* **EXERCISE TASK**
Beginning with the line where "Give me a plain-text" appears, repeat every remaining line of the entries exactly, the last line included.

───── TASK INPUT

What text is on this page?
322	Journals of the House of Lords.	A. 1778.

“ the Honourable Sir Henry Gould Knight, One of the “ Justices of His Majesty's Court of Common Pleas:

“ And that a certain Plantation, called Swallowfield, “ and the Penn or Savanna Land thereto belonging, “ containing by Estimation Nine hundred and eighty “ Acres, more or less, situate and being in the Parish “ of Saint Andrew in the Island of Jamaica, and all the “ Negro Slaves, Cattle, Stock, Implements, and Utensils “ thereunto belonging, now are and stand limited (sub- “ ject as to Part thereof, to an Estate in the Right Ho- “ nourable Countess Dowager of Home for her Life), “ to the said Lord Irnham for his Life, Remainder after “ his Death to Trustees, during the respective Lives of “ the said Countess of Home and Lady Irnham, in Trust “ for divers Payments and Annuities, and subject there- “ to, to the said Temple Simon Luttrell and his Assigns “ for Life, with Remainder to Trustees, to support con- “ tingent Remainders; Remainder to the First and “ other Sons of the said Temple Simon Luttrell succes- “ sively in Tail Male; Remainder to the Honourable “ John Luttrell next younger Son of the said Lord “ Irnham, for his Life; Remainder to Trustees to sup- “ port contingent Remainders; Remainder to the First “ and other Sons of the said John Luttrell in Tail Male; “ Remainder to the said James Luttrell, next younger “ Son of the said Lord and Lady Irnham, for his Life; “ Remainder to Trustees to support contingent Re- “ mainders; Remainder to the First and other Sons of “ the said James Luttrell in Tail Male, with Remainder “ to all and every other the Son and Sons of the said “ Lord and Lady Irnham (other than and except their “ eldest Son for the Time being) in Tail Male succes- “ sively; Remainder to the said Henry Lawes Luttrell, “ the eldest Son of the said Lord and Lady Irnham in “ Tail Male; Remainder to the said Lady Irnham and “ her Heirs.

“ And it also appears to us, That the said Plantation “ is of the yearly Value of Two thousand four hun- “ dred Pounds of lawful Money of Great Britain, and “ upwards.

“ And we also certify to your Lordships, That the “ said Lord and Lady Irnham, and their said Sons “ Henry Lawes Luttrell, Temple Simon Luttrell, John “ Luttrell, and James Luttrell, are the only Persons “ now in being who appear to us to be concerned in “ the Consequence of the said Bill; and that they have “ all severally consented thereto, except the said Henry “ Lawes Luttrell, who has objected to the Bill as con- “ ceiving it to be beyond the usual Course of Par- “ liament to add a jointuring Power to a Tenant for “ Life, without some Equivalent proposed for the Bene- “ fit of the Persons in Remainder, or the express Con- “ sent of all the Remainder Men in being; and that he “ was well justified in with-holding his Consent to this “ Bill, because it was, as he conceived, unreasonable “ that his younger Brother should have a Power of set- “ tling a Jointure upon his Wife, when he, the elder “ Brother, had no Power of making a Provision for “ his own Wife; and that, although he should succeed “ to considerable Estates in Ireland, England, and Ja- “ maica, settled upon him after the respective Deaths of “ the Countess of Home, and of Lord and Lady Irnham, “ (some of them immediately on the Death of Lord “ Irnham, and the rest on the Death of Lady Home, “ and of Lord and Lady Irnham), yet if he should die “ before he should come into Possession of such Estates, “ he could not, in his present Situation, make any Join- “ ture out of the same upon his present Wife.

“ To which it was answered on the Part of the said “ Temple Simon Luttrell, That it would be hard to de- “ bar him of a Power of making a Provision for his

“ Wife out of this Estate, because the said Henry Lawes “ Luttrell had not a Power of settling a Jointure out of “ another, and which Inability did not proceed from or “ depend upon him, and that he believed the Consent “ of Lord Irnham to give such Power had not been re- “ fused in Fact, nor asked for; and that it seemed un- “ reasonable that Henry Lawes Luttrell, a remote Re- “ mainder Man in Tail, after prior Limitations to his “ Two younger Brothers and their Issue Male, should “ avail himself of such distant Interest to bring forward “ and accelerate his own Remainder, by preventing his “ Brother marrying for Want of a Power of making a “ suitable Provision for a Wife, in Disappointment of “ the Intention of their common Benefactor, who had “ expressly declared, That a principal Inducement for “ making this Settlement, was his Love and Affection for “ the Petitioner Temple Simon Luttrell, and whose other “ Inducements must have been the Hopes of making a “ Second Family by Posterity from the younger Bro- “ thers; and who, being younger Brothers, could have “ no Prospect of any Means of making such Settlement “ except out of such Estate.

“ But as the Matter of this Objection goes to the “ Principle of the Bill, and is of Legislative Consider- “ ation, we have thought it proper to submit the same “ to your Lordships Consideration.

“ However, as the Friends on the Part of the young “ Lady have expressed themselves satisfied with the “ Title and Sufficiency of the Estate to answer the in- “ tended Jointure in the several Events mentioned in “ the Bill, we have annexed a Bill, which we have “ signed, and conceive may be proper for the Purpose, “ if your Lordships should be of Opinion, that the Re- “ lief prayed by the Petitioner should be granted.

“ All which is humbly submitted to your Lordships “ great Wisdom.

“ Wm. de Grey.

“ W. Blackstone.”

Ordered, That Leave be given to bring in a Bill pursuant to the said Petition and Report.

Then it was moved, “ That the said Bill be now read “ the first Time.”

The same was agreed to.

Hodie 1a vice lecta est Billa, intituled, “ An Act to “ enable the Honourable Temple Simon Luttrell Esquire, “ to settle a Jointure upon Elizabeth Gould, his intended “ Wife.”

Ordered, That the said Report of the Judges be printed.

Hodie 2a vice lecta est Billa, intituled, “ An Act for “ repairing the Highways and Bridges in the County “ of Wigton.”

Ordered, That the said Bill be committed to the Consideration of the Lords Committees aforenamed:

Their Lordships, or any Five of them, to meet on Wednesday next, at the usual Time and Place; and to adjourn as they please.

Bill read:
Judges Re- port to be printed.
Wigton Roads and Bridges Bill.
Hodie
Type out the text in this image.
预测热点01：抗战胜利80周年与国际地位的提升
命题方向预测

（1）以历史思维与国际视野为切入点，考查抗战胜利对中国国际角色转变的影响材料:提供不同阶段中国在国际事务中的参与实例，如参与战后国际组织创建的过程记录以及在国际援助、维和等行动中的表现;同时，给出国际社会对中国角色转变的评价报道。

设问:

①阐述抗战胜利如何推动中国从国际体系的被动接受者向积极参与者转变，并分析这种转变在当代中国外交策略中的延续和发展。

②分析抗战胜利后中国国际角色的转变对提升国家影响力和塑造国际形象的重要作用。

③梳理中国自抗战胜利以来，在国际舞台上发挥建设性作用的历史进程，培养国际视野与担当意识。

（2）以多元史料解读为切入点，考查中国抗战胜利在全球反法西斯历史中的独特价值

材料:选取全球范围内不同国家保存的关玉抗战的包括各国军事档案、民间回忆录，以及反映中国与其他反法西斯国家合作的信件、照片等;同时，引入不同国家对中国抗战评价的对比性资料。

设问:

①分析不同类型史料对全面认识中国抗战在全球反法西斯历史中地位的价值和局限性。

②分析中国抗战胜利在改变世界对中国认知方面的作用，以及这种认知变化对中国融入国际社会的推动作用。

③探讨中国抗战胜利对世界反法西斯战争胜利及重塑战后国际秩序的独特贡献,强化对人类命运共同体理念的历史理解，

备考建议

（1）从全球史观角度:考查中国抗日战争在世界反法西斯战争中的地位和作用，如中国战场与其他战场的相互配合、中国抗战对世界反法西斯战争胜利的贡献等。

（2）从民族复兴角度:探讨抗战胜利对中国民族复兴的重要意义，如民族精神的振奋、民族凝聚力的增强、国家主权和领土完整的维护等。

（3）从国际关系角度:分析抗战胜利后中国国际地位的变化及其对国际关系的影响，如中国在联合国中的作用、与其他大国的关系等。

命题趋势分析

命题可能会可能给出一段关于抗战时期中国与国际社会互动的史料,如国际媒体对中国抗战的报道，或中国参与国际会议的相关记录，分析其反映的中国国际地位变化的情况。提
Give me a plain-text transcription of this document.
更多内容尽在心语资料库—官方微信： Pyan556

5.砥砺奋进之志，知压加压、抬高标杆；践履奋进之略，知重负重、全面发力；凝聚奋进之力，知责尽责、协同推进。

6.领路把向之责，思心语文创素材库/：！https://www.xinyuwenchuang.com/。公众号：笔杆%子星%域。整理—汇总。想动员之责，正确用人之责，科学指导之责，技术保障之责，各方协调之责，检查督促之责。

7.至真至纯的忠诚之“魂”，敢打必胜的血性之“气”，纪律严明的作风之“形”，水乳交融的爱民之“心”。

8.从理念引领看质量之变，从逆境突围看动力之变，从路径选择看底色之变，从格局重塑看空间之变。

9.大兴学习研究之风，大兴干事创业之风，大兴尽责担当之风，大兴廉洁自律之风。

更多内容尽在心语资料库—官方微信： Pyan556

──────────

* **THE ANSWER**
Give me a plain-text transcription of this document.
更多内容尽在心语资料库—官方微信： Pyan556

5.砥砺奋进之志，知压加压、抬高标杆；践履奋进之略，知重负重、全面发力；凝聚奋进之力，知责尽责、协同推进。

6.领路把向之责，思心语文创素材库/：！https://www.xinyuwenchuang.com/。公众号：笔杆%子星%域。整理—汇总。想动员之责，正确用人之责，科学指导之责，技术保障之责，各方协调之责，检查督促之责。

7.至真至纯的忠诚之“魂”，敢打必胜的血性之“气”，纪律严明的作风之“形”，水乳交融的爱民之“心”。

8.从理念引领看质量之变，从逆境突围看动力之变，从路径选择看底色之变，从格局重塑看空间之变。

9.大兴学习研究之风，大兴干事创业之风，大兴尽责担当之风，大兴廉洁自律之风。

更多内容尽在心语资料库—官方微信： Pyan556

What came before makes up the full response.